▸ **REQUESTS**:
1. Condense the paragraph of the homebrewing discussion that begins "You have to realize" into a shorter version that keeps its main facts.
2. In the homebrewing discussion, how large is Sierra Nevada's onsite experimental hop field?

▸ **DOCUMENT TEXT**:
The surplus spent yeast from fermentation is used as a nutritional supplement for cows, and the compost from the cow manure is used as fertilizer for Sierra Nevada’s onsite 9-acre experimental hop field.

Really, how many pounds of grain does a commercial brewery go through in a year? What esle should they do with it? I have enough trouble getting rid of the 15 pounds I may use on a given brew day. I live in a loft, so I don't even have a yard to compost in.
 
You do a web search on this and end up about 50/50 either way. http://search.netzero.net/search?ac...urce=hybrid_zerobar&query=Grain bag squeezing

This would make an interesting side-by side comparison test.

OTOH: I don't squeeze my mash out, and a rinse of it (sparging) is sufficient to get the flavor from the grains--so, what's wrong w/ a rinse of the grains and no risk of tannin extraction?

You have to realize, that just like the whole long primary discussion, some of the thoughts in favor of bag squeezing are new, and are coming about because of thfact that BIAB brewers DO squeeze. BIAB is old to Aussie brewers, but is relatively new to us Americans. I mean we really first heard about it a little over a year ago, when John Palmer wrote about it in BYO, along with No chill brewing. You should see some of the flame war threads on here about No chill. It got nasty.

And then many Aussie brewers jumped in laughing at us about some of the arguments folks were making about it, and reminded us that they've been doing no chill for decades and no one died from Botchulism or any of the other stuff folks on here were bringing up.

So of course you're going to find mixed info on the webs. Folks have been mindlessly repeating the "Don't squeeze you'll extract tannins" line verbatum for years. Hell, I can be accused of doing it too. But it wasn't until I started reading and seeing the info on BIAB, where people were indeed squeezing their bags, that I started questioning that "conventional wisdom," and looking at the info on tannin extractions. And eveidently other folks were doing the same thing.

▸ **DATA LINES**:
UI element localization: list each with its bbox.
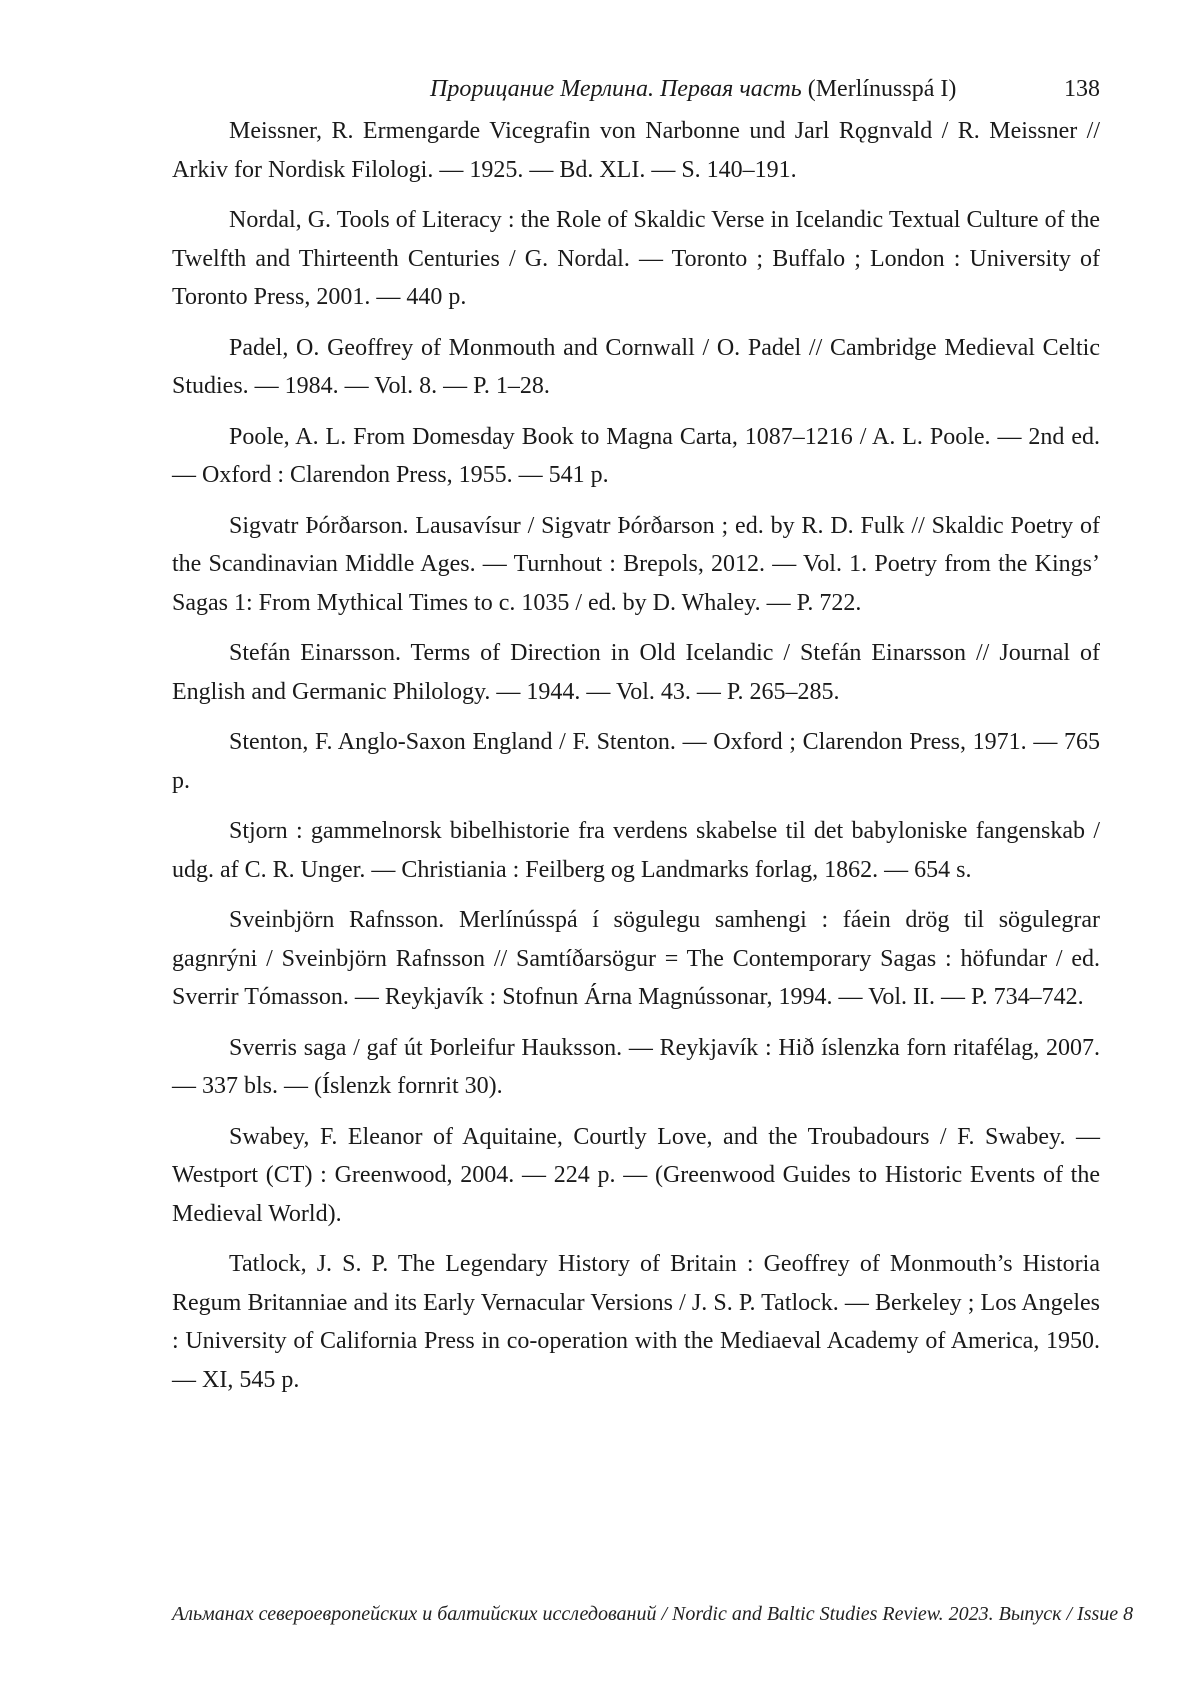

* * *

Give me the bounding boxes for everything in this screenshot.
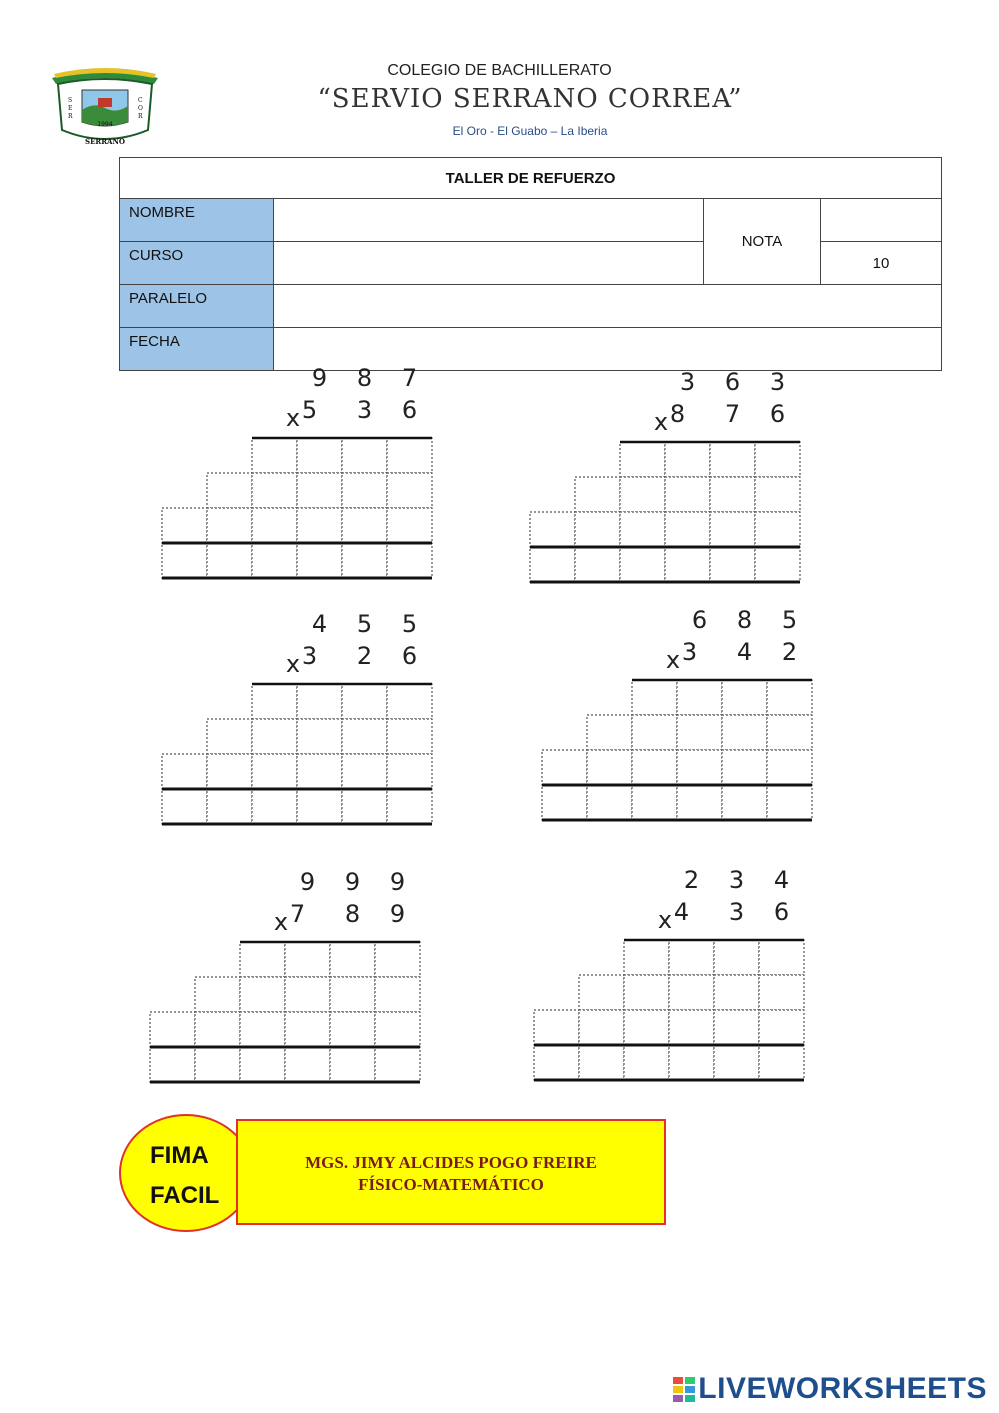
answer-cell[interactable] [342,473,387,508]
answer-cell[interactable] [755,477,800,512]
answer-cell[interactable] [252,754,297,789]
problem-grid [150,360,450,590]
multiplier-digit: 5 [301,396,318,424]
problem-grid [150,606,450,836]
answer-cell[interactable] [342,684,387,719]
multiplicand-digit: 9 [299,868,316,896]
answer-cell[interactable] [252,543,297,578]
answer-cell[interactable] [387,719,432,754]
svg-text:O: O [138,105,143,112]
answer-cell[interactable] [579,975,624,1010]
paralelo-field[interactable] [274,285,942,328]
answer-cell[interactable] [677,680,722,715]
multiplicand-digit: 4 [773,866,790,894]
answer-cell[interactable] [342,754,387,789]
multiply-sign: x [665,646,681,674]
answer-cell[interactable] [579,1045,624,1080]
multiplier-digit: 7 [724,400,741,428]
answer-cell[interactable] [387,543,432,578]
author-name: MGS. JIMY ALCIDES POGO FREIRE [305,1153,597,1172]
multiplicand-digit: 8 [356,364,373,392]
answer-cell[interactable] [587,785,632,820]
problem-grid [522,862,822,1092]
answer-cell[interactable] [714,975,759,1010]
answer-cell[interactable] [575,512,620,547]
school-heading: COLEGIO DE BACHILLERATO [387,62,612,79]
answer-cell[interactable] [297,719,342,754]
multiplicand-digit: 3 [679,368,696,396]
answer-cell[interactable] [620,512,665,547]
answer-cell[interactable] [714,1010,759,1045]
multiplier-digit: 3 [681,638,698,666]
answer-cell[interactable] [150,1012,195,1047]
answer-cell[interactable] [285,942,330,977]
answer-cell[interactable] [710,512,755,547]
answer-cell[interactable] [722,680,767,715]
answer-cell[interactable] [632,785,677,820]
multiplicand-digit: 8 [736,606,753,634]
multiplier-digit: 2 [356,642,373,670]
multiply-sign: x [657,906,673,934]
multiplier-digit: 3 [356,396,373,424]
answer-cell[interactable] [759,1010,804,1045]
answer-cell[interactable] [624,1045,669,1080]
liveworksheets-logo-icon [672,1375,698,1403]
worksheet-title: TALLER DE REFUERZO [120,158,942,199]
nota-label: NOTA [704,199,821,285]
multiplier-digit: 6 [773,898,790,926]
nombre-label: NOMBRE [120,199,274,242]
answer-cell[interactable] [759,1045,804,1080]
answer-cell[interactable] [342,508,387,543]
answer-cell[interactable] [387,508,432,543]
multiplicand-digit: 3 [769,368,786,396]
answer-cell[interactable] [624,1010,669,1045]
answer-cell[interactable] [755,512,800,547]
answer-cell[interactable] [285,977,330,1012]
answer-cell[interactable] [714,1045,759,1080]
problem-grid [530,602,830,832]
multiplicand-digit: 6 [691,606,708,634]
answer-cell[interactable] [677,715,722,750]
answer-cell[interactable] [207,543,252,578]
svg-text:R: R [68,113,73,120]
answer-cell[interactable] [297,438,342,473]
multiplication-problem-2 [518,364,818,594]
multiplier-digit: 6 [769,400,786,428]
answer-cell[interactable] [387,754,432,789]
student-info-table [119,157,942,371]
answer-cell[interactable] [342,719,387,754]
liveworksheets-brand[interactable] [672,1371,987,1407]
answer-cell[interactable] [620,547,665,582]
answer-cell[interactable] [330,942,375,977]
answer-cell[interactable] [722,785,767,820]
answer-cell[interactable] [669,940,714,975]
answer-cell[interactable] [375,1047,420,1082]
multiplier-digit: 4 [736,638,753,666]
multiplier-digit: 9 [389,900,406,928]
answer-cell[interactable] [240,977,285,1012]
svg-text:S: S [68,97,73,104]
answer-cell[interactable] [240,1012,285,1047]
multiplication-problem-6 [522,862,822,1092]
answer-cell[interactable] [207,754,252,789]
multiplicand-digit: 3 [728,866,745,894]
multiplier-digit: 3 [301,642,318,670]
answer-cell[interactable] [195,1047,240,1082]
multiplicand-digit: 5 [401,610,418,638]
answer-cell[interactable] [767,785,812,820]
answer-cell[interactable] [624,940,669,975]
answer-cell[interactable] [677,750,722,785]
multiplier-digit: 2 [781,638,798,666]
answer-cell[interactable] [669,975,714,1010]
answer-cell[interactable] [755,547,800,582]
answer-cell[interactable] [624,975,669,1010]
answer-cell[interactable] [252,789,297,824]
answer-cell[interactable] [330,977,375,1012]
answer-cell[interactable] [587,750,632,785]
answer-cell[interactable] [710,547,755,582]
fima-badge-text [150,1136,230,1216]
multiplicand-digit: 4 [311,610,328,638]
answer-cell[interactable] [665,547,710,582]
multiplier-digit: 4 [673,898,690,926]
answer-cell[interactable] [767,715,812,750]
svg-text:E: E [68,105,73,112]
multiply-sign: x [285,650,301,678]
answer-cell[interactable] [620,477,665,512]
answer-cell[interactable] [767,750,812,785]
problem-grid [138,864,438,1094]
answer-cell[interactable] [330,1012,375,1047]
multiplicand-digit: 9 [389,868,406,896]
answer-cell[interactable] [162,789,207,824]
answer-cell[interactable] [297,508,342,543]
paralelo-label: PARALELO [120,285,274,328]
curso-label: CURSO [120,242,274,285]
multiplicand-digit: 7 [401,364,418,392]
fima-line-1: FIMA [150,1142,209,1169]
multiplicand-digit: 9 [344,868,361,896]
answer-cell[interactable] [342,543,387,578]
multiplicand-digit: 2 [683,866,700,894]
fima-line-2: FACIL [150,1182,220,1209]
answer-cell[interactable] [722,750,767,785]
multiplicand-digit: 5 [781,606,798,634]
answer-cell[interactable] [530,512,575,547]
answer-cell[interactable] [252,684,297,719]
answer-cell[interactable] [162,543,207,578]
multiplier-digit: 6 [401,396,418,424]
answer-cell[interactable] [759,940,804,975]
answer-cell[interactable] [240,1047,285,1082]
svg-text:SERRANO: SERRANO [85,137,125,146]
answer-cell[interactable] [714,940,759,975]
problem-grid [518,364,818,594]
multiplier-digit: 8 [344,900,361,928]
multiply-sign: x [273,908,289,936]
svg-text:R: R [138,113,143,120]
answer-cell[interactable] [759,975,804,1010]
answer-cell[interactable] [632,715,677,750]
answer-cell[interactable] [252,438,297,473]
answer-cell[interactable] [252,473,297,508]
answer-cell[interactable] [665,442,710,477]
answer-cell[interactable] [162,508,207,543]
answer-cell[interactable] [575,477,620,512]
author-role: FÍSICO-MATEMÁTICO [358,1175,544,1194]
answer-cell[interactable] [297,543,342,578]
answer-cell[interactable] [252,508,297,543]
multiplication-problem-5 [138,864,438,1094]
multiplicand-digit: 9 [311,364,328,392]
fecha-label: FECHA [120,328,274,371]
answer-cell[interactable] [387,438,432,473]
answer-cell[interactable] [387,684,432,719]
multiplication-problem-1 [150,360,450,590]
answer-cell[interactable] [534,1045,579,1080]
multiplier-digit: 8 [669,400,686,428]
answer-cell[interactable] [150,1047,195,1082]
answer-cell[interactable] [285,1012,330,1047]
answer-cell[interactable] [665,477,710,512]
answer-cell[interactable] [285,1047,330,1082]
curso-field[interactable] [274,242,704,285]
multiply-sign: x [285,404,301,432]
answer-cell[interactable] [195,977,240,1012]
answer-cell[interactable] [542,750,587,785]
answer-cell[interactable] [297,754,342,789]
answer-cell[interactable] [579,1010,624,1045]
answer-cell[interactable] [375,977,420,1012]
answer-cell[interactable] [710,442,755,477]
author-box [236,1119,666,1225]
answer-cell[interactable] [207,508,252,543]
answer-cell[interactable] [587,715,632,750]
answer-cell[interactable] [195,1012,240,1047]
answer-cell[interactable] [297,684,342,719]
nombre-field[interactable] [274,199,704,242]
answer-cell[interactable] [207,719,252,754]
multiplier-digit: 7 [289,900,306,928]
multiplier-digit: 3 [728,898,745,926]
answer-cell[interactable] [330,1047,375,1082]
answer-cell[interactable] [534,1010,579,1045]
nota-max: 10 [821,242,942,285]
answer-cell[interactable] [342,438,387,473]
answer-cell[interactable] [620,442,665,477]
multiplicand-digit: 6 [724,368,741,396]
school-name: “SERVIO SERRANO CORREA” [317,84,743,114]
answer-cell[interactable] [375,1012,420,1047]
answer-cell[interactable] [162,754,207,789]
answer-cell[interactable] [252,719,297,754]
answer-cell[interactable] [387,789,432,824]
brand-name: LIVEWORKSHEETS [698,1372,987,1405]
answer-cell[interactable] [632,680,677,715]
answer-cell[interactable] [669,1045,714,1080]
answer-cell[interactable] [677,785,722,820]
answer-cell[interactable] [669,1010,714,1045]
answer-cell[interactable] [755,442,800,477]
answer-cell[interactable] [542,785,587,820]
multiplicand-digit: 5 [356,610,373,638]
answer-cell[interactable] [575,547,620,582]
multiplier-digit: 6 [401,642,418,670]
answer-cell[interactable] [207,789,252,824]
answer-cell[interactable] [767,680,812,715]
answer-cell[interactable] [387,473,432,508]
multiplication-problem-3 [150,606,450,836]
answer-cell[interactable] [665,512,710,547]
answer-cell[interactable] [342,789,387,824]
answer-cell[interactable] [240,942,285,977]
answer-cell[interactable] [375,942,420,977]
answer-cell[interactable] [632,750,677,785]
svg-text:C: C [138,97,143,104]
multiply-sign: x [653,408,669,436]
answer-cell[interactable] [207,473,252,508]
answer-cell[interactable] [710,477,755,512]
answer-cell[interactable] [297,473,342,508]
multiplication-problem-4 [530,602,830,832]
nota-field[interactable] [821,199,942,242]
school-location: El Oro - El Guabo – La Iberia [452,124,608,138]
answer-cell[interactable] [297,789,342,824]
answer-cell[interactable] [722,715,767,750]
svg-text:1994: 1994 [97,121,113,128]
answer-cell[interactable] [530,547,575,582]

▸ **SOLUTIONS BELOW**:
1. Some arguments for squeezing the grain bag are new and come from the fact that BIAB brewers do squeeze. BIAB is old to Aussie brewers but fairly new to Americans, who first heard about it a little over a year ago when John Palmer wrote about it, along with no chill brewing, in BYO. Threads about no chill turned into nasty flame wars.

2. 9 acres.